◆ REQUIREMENT
Copy out, word for word, every line of the data from the one containing "bar xyxy=(204,437,218,457)" down to the one containing "y-tick-label: 4236 xyxy=(27,192,52,203)", including both of those lines.

* BEGIN RECORDS FOR THIS TASK *

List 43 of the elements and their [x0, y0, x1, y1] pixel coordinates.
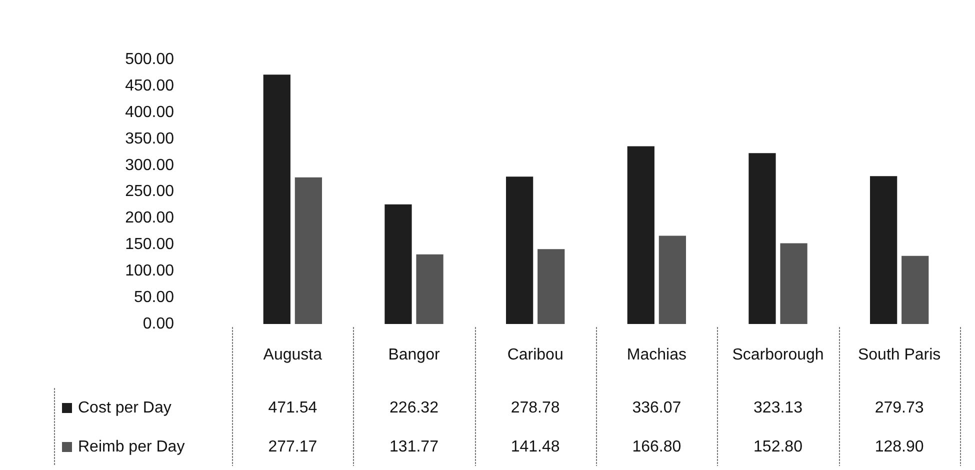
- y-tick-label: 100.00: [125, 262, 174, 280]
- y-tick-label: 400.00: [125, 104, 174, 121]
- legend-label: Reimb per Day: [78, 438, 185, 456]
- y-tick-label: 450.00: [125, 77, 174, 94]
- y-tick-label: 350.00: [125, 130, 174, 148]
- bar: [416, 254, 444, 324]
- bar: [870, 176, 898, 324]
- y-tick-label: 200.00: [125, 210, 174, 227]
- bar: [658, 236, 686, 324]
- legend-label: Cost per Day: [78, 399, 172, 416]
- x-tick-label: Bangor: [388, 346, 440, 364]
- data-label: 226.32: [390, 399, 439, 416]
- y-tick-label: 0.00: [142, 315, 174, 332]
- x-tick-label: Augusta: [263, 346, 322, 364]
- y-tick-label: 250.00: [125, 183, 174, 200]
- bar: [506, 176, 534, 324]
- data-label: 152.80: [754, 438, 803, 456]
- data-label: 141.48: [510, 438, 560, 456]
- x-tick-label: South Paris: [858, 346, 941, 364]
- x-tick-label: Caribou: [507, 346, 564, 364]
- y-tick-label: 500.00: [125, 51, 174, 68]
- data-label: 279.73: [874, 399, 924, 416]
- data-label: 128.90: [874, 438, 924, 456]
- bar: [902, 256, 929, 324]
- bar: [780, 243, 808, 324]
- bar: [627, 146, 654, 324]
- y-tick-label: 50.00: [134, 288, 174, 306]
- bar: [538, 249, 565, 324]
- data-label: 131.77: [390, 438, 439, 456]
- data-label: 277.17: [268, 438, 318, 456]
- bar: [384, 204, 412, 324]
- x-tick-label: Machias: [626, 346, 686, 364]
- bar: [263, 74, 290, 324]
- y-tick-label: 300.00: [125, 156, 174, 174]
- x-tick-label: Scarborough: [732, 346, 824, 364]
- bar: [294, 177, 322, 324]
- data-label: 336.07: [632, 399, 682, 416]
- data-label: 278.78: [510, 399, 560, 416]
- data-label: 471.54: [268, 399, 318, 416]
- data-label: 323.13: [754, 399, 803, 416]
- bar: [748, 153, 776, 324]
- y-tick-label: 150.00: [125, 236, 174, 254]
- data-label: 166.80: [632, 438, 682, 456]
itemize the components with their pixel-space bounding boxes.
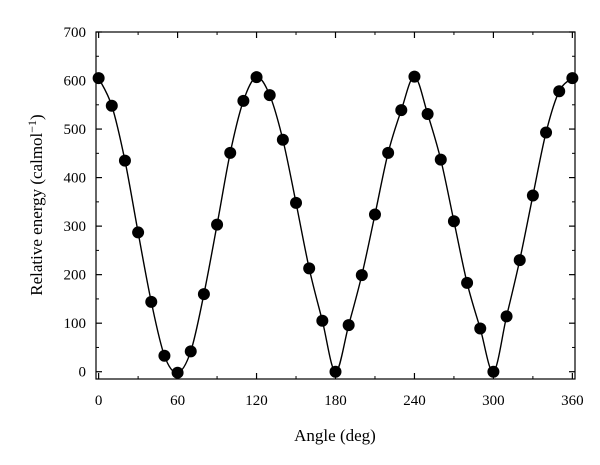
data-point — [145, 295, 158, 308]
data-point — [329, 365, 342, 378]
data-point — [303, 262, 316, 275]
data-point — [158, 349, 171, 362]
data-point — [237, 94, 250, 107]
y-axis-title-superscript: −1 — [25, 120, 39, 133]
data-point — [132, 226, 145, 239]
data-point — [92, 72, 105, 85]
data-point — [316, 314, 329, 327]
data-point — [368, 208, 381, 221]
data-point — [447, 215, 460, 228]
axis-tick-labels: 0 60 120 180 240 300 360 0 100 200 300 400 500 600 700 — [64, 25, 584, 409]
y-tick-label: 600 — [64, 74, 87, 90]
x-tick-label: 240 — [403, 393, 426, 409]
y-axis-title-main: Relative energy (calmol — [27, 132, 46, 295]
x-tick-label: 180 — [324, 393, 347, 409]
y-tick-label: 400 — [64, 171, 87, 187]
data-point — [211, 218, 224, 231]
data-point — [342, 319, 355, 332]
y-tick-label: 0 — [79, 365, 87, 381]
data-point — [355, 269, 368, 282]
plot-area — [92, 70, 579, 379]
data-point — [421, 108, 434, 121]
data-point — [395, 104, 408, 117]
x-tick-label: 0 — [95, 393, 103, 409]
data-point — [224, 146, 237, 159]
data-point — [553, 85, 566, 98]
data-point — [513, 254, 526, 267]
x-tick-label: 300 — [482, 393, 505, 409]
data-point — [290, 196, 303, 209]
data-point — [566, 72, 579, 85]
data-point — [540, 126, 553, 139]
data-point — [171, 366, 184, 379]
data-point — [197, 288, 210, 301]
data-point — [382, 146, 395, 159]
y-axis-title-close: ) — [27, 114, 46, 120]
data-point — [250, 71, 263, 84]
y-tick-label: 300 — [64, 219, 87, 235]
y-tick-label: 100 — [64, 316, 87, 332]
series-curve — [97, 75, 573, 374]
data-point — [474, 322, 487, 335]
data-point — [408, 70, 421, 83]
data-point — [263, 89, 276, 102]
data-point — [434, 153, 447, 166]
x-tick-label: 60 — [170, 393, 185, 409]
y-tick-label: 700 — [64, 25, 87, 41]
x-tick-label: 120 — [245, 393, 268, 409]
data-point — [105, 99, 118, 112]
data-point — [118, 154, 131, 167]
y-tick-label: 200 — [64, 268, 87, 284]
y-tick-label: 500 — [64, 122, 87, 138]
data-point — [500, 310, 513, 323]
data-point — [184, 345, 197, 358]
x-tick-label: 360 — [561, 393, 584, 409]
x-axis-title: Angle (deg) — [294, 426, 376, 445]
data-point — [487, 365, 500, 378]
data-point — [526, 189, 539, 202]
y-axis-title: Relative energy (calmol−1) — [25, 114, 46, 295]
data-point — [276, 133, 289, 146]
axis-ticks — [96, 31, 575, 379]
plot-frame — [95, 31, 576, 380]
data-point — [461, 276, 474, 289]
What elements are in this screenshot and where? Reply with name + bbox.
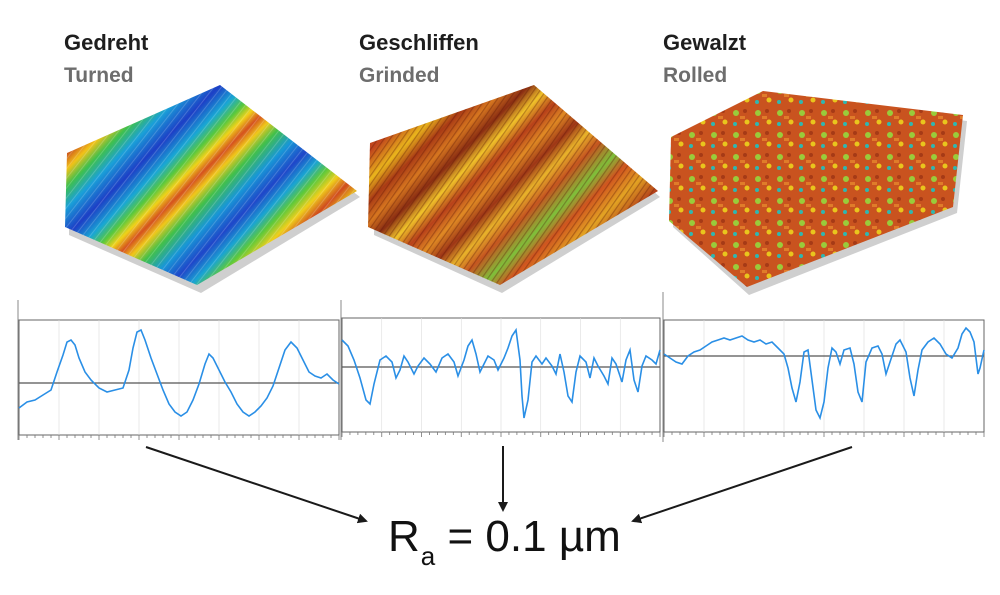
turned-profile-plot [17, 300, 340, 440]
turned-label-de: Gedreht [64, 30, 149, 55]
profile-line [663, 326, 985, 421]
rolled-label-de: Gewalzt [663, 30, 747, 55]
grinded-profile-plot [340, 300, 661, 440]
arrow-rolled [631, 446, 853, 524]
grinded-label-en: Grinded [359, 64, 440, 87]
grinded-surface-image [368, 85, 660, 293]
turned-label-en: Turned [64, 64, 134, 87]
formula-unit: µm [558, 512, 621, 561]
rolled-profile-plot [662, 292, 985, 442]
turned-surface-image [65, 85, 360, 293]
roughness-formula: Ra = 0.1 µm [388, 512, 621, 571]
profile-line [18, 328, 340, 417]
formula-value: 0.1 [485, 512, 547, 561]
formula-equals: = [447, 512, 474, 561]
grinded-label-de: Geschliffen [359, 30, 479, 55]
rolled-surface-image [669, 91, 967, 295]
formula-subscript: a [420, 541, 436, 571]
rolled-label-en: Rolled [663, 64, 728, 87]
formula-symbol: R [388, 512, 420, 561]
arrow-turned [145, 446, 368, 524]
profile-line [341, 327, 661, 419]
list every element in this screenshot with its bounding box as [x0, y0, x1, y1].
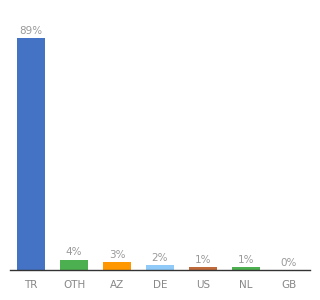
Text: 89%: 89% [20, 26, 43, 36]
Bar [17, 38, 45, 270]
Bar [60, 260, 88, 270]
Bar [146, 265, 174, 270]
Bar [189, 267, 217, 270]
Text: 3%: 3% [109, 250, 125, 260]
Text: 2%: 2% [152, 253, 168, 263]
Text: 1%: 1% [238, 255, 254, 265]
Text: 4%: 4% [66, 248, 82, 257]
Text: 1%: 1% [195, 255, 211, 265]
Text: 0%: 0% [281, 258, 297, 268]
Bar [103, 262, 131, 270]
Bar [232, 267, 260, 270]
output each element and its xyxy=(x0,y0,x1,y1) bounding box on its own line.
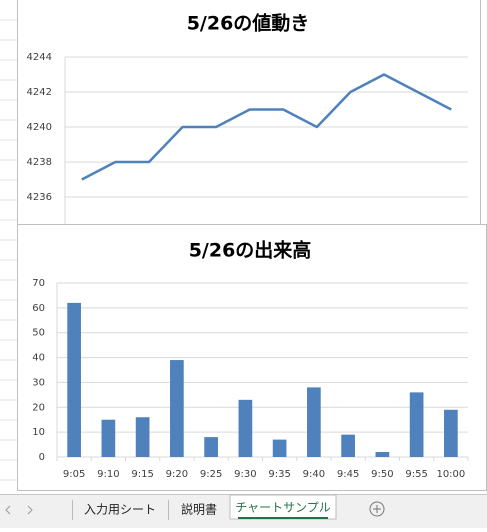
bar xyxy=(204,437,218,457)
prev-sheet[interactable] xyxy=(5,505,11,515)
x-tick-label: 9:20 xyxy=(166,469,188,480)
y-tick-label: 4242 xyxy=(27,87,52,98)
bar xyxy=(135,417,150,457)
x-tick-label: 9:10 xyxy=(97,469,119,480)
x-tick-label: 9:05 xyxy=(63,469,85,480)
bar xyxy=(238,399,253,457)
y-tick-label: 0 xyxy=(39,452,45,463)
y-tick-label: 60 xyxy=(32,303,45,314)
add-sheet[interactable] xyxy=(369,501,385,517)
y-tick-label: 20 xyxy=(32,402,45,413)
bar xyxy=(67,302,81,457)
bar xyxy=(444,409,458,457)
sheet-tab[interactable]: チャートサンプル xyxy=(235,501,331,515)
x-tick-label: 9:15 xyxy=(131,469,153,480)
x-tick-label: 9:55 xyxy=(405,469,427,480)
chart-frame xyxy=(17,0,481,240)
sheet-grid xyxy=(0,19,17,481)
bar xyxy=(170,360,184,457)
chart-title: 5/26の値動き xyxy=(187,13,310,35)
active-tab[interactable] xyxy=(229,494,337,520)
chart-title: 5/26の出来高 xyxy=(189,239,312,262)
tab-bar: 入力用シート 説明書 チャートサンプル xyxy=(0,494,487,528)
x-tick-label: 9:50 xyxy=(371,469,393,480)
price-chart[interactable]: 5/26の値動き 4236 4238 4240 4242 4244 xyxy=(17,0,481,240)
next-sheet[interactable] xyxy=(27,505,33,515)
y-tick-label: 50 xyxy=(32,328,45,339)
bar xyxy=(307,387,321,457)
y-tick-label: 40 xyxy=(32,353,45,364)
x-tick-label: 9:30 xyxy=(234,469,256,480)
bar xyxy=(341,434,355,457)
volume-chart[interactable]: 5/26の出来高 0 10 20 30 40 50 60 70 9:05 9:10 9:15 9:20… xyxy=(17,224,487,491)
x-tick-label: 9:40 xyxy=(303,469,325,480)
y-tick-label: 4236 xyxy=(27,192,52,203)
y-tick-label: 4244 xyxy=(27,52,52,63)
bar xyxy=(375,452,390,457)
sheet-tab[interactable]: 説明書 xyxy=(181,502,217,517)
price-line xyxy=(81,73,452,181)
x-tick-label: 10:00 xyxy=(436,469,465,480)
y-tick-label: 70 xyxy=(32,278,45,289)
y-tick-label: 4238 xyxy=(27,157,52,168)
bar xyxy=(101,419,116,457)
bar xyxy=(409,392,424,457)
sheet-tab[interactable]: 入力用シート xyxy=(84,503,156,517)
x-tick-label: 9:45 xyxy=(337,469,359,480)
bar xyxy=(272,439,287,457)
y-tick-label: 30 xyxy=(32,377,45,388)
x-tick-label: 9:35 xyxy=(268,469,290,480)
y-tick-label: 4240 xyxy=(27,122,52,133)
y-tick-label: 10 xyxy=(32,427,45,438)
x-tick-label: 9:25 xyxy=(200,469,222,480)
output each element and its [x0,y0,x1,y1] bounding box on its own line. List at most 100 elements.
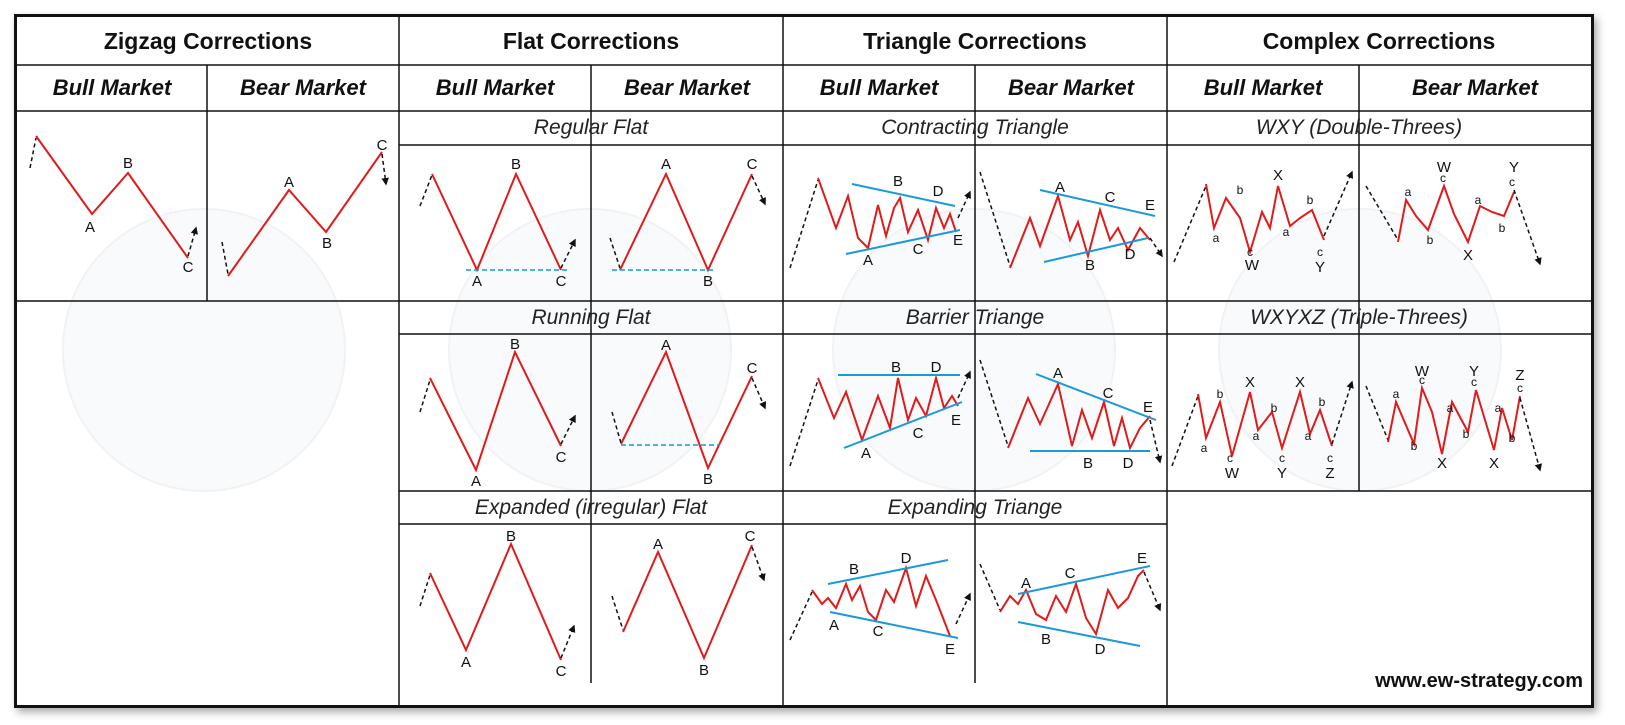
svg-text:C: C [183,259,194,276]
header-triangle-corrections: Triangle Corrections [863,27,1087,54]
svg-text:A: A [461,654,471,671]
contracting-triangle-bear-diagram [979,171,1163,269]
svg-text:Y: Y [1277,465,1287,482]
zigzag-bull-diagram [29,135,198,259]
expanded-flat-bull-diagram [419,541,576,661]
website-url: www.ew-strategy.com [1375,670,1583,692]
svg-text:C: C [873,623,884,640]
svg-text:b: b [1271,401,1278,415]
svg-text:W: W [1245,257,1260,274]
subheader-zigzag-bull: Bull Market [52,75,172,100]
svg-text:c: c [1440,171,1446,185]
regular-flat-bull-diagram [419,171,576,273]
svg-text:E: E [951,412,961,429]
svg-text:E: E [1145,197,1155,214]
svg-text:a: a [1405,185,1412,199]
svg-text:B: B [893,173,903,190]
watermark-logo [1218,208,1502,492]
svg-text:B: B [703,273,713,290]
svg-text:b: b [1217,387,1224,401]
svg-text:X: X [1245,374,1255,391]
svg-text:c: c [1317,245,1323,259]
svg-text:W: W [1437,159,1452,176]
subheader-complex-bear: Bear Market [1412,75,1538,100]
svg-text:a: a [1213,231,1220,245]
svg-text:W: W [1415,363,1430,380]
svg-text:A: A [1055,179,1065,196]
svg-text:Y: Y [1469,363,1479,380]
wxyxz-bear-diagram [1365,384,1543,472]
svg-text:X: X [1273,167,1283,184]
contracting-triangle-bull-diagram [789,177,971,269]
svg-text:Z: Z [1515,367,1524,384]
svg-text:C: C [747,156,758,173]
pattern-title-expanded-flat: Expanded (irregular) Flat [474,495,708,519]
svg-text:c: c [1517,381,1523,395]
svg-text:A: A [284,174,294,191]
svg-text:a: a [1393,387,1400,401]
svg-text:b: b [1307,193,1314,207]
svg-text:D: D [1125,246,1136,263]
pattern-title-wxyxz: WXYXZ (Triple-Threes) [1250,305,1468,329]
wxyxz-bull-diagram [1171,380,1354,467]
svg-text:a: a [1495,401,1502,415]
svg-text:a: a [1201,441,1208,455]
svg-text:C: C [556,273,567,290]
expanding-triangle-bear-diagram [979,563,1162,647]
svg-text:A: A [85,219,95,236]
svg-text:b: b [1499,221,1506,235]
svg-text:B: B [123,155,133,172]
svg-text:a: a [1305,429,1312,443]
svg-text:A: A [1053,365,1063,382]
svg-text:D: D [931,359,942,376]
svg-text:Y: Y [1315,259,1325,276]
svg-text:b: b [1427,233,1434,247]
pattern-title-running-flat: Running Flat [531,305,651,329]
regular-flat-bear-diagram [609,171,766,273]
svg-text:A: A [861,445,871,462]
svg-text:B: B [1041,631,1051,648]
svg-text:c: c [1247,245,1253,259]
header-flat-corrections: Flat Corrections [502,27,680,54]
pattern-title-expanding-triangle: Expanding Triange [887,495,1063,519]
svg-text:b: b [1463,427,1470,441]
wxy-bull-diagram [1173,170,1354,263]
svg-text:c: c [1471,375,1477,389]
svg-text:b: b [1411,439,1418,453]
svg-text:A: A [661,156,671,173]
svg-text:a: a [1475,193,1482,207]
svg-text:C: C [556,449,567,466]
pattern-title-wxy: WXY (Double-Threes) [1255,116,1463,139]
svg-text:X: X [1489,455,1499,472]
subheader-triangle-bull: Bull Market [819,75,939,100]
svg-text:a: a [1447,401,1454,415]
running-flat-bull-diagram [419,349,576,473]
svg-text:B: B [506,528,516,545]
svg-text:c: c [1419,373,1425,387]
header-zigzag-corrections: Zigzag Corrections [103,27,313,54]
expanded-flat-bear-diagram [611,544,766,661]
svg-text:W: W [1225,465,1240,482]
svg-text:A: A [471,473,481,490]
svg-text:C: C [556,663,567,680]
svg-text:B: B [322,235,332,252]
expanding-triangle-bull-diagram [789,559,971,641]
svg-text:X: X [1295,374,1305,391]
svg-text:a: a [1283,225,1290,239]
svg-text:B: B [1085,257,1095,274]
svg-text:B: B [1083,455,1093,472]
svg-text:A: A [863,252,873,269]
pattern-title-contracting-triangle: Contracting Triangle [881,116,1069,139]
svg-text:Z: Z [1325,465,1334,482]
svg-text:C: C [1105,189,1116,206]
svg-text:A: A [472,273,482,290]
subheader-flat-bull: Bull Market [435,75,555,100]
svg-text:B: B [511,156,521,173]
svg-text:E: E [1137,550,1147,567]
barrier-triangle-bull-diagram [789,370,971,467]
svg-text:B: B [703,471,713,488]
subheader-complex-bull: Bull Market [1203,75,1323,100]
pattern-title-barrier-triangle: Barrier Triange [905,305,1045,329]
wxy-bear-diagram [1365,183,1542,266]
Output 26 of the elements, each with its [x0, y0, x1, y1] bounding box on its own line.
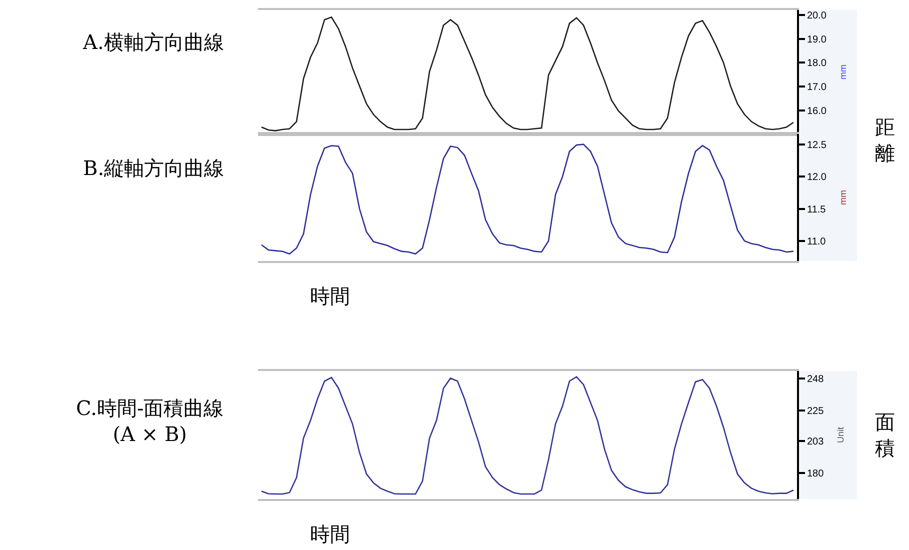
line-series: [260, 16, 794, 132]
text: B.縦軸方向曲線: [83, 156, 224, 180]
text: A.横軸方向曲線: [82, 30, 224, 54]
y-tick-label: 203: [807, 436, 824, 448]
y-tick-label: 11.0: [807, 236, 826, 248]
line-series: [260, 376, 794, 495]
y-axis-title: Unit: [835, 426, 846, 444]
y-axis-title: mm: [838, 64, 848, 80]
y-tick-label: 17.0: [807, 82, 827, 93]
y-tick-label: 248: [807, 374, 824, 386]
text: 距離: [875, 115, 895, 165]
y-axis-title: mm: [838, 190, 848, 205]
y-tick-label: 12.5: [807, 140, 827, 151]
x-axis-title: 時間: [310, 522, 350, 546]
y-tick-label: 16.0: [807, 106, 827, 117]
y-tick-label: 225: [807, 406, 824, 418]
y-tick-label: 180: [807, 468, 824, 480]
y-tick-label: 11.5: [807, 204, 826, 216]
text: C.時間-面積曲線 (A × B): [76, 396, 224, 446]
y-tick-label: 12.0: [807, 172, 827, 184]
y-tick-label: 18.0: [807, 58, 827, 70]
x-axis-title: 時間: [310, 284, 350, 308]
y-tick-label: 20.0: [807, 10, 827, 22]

* END RECORDS FOR THIS TASK *

◆ SOLUTION TO THIS PROBLEM
bar xyxy=(204,437,218,457)
prev-sheet[interactable] xyxy=(5,505,11,515)
x-tick-label: 9:20 xyxy=(166,469,188,480)
y-tick-label: 4242 xyxy=(27,87,52,98)
bar xyxy=(135,417,150,457)
x-tick-label: 9:10 xyxy=(97,469,119,480)
x-tick-label: 9:05 xyxy=(63,469,85,480)
bar xyxy=(238,399,253,457)
y-tick-label: 0 xyxy=(39,452,45,463)
y-tick-label: 60 xyxy=(32,303,45,314)
add-sheet[interactable] xyxy=(369,501,385,517)
y-tick-label: 20 xyxy=(32,402,45,413)
bar xyxy=(67,302,81,457)
bar xyxy=(444,409,458,457)
sheet-tab[interactable]: チャートサンプル xyxy=(235,501,331,515)
x-tick-label: 9:15 xyxy=(131,469,153,480)
x-tick-label: 9:55 xyxy=(405,469,427,480)
chart-frame xyxy=(17,0,481,240)
sheet-grid xyxy=(0,19,17,481)
bar xyxy=(170,360,184,457)
chart-title: 5/26の値動き xyxy=(187,13,310,35)
active-tab[interactable] xyxy=(229,494,337,520)
chart-title: 5/26の出来高 xyxy=(189,239,312,262)
tab-bar: 入力用シート 説明書 チャートサンプル xyxy=(0,494,487,528)
x-tick-label: 9:50 xyxy=(371,469,393,480)
price-chart[interactable]: 5/26の値動き 4236 4238 4240 4242 4244 xyxy=(17,0,481,240)
next-sheet[interactable] xyxy=(27,505,33,515)
y-tick-label: 50 xyxy=(32,328,45,339)
bar xyxy=(307,387,321,457)
y-tick-label: 40 xyxy=(32,353,45,364)
x-tick-label: 9:30 xyxy=(234,469,256,480)
bar xyxy=(341,434,355,457)
volume-chart[interactable]: 5/26の出来高 0 10 20 30 40 50 60 70 9:05 9:10 9:15 9:20… xyxy=(17,224,487,491)
x-tick-label: 9:40 xyxy=(303,469,325,480)
y-tick-label: 4236 xyxy=(27,192,52,203)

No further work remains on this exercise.